* Data in this exercise *
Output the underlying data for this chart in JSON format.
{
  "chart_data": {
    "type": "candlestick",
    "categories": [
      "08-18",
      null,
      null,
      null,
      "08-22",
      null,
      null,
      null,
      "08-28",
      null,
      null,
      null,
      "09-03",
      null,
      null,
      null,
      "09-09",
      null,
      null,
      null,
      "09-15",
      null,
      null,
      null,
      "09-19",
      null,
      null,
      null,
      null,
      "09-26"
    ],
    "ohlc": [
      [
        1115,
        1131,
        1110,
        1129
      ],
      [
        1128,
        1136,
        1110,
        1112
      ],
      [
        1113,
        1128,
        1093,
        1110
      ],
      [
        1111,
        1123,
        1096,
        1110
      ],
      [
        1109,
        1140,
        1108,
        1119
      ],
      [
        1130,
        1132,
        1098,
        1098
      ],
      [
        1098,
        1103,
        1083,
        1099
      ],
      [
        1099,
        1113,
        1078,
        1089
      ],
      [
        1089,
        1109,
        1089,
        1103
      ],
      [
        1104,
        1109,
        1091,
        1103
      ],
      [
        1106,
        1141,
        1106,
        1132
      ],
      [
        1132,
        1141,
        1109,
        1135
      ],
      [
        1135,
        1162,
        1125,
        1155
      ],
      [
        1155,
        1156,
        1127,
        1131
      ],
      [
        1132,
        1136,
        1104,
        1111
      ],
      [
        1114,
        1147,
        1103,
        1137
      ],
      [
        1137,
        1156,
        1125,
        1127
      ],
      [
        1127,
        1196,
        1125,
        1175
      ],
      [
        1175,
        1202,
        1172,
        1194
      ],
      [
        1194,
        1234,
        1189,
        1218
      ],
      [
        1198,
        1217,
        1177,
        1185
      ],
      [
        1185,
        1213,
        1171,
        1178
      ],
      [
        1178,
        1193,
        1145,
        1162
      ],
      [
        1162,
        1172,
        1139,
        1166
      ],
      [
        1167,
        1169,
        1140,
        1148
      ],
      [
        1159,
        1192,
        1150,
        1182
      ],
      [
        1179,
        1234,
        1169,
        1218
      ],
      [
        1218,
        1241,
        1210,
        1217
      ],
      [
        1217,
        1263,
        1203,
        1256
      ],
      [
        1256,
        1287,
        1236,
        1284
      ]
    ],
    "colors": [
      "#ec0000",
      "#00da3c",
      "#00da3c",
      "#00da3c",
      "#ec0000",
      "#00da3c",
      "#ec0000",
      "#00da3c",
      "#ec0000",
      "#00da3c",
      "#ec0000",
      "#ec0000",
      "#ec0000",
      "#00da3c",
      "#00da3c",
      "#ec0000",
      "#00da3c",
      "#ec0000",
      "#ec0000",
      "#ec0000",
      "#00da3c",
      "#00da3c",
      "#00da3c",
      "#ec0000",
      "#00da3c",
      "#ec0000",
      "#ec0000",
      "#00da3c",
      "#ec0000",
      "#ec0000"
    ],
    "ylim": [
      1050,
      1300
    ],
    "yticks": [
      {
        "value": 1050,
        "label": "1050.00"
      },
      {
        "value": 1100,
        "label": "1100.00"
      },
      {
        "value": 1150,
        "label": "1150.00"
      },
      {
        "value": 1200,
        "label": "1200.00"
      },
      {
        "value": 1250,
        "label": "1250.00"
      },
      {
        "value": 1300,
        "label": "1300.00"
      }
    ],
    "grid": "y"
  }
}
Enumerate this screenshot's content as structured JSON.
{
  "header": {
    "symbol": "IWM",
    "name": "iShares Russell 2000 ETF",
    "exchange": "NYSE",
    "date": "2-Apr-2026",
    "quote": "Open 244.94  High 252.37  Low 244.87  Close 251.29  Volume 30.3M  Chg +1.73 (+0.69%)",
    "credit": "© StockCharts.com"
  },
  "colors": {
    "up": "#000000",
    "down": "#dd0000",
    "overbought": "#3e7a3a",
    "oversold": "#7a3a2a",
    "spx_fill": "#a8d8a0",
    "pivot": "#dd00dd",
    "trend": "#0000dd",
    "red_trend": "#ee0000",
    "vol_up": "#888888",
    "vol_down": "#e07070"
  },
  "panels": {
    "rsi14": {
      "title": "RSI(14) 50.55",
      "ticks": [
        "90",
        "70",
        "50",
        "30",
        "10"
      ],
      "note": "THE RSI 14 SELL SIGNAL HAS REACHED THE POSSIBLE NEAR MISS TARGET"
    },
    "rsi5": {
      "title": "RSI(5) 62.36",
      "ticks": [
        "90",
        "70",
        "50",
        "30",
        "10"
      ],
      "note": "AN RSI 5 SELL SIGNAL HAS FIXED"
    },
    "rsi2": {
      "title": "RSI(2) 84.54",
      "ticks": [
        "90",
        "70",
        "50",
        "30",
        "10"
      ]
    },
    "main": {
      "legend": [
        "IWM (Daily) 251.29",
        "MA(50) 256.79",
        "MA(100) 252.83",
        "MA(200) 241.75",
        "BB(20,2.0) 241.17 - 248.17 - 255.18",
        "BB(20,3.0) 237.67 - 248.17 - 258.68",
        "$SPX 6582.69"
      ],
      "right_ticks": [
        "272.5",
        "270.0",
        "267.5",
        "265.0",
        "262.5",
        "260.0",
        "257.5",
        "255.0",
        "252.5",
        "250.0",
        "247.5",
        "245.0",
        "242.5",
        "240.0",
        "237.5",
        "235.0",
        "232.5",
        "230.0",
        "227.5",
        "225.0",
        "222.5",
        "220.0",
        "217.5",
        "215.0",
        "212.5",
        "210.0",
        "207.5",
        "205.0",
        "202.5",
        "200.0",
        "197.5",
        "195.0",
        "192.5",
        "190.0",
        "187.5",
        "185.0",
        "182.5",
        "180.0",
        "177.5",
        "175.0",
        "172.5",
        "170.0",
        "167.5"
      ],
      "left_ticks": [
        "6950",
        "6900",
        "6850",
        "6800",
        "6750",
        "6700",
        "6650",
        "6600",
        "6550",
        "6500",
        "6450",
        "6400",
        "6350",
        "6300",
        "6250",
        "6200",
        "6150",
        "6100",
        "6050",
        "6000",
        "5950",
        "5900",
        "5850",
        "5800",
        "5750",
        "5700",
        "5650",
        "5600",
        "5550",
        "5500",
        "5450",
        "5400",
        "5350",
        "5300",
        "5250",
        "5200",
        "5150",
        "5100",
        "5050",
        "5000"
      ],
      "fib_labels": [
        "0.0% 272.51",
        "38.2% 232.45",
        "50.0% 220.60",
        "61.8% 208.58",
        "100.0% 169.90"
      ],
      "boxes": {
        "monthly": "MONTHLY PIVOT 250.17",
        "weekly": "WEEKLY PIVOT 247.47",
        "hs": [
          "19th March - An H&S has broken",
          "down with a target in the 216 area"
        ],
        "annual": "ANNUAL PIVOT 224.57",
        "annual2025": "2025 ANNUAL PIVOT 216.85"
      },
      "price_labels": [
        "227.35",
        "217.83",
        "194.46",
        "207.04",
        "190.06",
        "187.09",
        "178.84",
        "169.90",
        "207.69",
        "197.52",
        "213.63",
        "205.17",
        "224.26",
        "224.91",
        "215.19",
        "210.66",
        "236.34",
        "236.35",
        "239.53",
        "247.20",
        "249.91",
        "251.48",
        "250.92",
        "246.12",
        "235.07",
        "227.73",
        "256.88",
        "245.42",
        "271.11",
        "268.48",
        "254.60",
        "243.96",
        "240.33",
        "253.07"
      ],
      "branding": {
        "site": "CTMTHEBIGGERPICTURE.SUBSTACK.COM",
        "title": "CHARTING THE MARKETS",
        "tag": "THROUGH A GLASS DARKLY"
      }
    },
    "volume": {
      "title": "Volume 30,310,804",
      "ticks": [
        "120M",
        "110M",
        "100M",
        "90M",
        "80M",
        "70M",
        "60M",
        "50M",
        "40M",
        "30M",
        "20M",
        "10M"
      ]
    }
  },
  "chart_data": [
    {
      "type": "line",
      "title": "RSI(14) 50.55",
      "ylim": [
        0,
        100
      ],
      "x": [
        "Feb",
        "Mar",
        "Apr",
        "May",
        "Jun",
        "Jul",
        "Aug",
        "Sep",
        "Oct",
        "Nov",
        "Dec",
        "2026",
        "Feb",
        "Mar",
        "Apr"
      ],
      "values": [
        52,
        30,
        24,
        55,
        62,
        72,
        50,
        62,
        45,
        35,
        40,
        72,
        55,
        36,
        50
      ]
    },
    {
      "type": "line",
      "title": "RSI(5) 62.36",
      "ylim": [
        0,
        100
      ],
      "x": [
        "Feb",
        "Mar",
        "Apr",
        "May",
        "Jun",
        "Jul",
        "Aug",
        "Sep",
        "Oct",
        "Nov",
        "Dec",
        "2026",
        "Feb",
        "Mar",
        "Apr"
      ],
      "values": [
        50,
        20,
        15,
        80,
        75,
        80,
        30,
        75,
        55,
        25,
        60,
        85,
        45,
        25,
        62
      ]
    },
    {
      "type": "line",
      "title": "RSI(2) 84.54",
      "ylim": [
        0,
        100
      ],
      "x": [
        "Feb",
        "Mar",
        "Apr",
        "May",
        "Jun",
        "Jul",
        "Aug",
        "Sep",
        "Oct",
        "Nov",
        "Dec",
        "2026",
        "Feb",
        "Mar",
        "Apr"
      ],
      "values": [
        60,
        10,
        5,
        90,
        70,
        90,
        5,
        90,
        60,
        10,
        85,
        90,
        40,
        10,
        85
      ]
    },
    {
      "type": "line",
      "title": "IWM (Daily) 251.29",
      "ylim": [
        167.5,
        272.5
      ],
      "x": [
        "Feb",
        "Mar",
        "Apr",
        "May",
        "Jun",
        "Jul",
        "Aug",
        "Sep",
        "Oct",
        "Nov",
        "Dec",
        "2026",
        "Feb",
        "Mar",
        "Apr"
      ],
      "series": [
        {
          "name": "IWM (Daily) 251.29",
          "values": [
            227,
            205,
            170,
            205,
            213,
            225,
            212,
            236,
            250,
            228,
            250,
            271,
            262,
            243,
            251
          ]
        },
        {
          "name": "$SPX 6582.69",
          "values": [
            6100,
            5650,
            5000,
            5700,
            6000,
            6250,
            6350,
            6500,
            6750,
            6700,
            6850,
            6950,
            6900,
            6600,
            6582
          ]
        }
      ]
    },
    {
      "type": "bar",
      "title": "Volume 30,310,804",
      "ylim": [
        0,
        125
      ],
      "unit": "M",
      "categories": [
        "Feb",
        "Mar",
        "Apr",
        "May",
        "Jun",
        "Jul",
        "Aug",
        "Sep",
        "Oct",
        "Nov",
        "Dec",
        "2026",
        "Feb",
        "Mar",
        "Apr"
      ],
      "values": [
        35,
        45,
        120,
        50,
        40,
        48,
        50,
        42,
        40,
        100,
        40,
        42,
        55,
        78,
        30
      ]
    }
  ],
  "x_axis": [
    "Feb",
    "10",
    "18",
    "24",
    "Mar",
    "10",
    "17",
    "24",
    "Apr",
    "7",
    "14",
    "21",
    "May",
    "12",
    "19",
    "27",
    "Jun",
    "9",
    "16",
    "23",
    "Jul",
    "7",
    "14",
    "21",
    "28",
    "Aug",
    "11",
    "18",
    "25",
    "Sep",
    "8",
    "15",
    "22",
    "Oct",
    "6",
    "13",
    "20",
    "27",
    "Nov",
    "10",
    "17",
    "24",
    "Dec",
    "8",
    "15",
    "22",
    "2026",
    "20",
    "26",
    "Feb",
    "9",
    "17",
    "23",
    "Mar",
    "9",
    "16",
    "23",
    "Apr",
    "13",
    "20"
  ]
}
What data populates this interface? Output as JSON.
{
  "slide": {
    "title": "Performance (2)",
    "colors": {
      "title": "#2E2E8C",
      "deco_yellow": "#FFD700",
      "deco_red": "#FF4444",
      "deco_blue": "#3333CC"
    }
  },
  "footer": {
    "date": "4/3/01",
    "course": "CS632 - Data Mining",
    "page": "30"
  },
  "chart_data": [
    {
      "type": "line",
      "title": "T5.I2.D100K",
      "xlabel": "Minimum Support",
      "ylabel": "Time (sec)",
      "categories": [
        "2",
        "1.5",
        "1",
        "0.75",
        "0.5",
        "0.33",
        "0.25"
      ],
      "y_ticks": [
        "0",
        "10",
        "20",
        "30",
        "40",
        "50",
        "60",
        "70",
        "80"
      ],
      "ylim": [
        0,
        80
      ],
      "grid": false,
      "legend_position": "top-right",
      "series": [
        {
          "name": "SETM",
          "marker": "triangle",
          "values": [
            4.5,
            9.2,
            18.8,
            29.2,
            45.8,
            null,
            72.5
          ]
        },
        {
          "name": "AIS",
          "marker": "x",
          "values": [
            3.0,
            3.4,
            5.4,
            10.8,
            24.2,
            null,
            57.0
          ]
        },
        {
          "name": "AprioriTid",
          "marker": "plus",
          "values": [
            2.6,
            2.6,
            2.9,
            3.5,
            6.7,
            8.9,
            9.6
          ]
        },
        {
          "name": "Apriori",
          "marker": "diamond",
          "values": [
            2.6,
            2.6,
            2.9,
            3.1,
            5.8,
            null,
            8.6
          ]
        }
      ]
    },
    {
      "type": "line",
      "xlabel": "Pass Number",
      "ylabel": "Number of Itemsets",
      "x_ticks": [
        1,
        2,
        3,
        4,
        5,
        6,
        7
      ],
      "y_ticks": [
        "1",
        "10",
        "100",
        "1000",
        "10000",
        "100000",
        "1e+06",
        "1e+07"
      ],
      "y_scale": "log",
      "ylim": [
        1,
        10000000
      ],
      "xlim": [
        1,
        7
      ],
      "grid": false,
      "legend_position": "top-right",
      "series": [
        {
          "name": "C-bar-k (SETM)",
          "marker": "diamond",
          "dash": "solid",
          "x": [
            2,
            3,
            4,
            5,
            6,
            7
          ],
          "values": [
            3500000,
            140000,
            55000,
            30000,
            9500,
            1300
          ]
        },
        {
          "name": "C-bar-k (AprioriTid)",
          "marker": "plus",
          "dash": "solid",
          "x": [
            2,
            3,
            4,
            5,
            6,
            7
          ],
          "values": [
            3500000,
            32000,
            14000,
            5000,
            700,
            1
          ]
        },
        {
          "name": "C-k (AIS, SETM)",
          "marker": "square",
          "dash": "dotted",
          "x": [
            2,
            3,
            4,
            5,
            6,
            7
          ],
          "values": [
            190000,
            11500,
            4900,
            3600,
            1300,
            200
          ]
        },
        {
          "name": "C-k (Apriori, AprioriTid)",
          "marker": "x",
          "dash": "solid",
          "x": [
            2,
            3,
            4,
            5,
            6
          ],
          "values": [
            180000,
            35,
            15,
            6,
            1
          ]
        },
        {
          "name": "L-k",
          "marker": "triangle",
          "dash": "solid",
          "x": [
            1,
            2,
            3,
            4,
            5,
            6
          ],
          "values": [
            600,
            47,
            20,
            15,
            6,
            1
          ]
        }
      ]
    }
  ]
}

* Directive *
Show each line of the data that contains the string "ylabel".

* Task result *
      "ylabel": "Time (sec)",
      "ylabel": "Number of Itemsets",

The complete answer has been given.